Tekstfragment:

※ ※ ※

TDK referaat sem 5 + beoordeling

Hoofdstuk 4.




“Het verdriet is werkelijkheid, de genoegens slechts denkbeeldig”.
Théodore Géricault.




Théodore Géricault
Het vlot van de Medusa, 1817
Parijs, Musée du Louvre
Olieverf op doek, 491 x 761 cm.



De beschrijving van het schilderij.

Wat zie ik?
Een vlot, gemaakt van houten balken en planken drijft op het water. Op het vlot bevinden zich achttien personen.
Dit tafereel is gebaseerd op het waargebeurde verhaal van de Médusa, een Frans fregat dat verging in 1816 op de Atlantische Oceaan, net voor de kust van Afrika. Er had muiterij plaatsgevonden, met de schipbreuk als gevolg. De toeschouwer ziet het volgende:
Op de voorgrond schuimen kleine, geelgroene golven zeewater over de planken van het vlot. Rechtsonder ligt het lijk van een man ruggelings achterover in het water. Zijn rechterbeen is om een vastgebonden balk op het vlot geslagen en zijn onder- en bovenlijf zijn bedekt met een witte lap stof. Zijn hoofd en uitgestrekte rechterarm zijn niet te zien door de afsnijding van het schilderij.

※ ※ ※

Records met elementen en coördinaten

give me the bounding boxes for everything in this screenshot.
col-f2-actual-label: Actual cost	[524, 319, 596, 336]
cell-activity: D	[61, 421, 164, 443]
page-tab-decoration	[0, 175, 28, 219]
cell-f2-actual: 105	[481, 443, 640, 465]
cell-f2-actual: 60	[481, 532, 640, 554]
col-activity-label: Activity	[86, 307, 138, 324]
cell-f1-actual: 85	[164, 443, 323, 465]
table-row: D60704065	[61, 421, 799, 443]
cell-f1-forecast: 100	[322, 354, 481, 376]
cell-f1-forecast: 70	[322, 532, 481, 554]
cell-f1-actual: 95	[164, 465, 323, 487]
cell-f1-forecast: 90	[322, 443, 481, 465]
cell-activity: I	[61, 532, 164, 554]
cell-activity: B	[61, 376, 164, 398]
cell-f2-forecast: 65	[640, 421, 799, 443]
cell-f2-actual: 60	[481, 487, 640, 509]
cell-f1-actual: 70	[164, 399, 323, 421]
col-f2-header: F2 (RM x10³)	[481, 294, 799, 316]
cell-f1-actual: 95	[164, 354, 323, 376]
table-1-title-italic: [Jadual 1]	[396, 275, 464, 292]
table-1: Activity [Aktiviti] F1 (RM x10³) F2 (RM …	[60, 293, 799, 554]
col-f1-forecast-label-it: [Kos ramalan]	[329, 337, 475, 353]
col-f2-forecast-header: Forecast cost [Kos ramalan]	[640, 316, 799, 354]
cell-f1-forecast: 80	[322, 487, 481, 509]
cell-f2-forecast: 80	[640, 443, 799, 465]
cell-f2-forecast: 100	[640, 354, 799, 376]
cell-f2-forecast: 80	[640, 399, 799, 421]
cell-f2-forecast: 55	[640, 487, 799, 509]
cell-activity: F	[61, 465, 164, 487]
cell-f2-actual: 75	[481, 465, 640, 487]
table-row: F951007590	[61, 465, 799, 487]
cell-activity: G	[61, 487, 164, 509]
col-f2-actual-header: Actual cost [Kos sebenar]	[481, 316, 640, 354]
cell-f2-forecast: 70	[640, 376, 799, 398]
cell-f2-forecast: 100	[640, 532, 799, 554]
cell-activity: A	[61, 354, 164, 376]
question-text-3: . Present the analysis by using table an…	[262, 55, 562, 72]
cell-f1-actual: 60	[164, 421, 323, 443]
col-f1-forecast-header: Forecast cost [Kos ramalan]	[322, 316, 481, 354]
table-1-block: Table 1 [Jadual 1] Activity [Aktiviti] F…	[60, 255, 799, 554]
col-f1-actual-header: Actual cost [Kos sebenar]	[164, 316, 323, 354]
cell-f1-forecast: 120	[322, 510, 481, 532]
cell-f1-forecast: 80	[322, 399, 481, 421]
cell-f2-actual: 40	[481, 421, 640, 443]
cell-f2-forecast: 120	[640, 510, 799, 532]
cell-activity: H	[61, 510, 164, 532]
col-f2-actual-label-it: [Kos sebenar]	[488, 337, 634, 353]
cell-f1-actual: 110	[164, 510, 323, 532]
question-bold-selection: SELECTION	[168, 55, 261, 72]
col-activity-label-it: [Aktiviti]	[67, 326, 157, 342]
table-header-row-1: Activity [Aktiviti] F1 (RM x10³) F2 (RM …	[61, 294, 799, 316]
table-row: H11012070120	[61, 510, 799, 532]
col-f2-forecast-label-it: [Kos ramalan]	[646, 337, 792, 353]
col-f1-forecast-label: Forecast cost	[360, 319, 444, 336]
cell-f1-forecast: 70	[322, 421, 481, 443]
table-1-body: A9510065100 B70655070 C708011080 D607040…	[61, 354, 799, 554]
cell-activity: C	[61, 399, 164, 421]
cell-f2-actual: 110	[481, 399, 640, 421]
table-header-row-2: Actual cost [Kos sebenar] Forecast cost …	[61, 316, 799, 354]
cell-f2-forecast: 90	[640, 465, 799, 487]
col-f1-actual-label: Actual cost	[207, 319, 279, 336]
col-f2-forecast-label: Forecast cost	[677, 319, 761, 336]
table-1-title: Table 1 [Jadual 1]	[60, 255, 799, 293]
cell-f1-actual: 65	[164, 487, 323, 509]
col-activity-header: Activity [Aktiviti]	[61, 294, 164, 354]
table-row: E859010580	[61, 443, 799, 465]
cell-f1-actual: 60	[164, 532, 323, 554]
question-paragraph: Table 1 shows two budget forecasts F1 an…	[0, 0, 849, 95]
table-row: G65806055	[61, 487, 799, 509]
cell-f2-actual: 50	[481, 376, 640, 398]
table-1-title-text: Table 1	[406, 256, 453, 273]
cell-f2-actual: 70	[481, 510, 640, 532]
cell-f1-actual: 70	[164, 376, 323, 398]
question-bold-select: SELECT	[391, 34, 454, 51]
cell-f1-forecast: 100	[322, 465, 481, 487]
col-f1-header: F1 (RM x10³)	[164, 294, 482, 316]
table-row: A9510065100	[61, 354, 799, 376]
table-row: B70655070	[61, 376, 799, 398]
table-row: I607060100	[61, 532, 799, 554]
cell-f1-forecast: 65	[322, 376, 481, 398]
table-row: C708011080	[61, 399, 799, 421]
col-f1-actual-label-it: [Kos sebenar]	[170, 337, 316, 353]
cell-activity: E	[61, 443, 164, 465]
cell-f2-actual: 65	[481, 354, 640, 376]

※ ※ ※

Reeks opdrachten:
a - Neem uit de tekst over Het vlot van de Medusa letterlijk het gedeelte over dat begint met de woorden "Wat zie ik?" en eindigt met "afsnijding van het schilderij.".
b - Herhaal woordelijk het deel van de records dat begint bij de eerste regel en eindigt met de regel waarin "399, 323, 421]" staat.

Antwoorden per opdracht:
a -
Wat zie ik?
Een vlot, gemaakt van houten balken en planken drijft op het water. Op het vlot bevinden zich achttien personen.
Dit tafereel is gebaseerd op het waargebeurde verhaal van de Médusa, een Frans fregat dat verging in 1816 op de Atlantische Oceaan, net voor de kust van Afrika. Er had muiterij plaatsgevonden, met de schipbreuk als gevolg. De toeschouwer ziet het volgende:
Op de voorgrond schuimen kleine, geelgroene golven zeewater over de planken van het vlot. Rechtsonder ligt het lijk van een man ruggelings achterover in het water. Zijn rechterbeen is om een vastgebonden balk op het vlot geslagen en zijn onder- en bovenlijf zijn bedekt met een witte lap stof. Zijn hoofd en uitgestrekte rechterarm zijn niet te zien door de afsnijding van het schilderij.

b -
give me the bounding boxes for everything in this screenshot.
col-f2-actual-label: Actual cost	[524, 319, 596, 336]
cell-activity: D	[61, 421, 164, 443]
page-tab-decoration	[0, 175, 28, 219]
cell-f2-actual: 105	[481, 443, 640, 465]
cell-f2-actual: 60	[481, 532, 640, 554]
col-activity-label: Activity	[86, 307, 138, 324]
cell-f1-actual: 85	[164, 443, 323, 465]
table-row: D60704065	[61, 421, 799, 443]
cell-f1-forecast: 100	[322, 354, 481, 376]
cell-f1-forecast: 70	[322, 532, 481, 554]
cell-f1-actual: 95	[164, 465, 323, 487]
cell-f1-forecast: 90	[322, 443, 481, 465]
cell-activity: I	[61, 532, 164, 554]
cell-activity: B	[61, 376, 164, 398]
cell-f2-forecast: 65	[640, 421, 799, 443]
cell-f2-actual: 60	[481, 487, 640, 509]
cell-f1-actual: 70	[164, 399, 323, 421]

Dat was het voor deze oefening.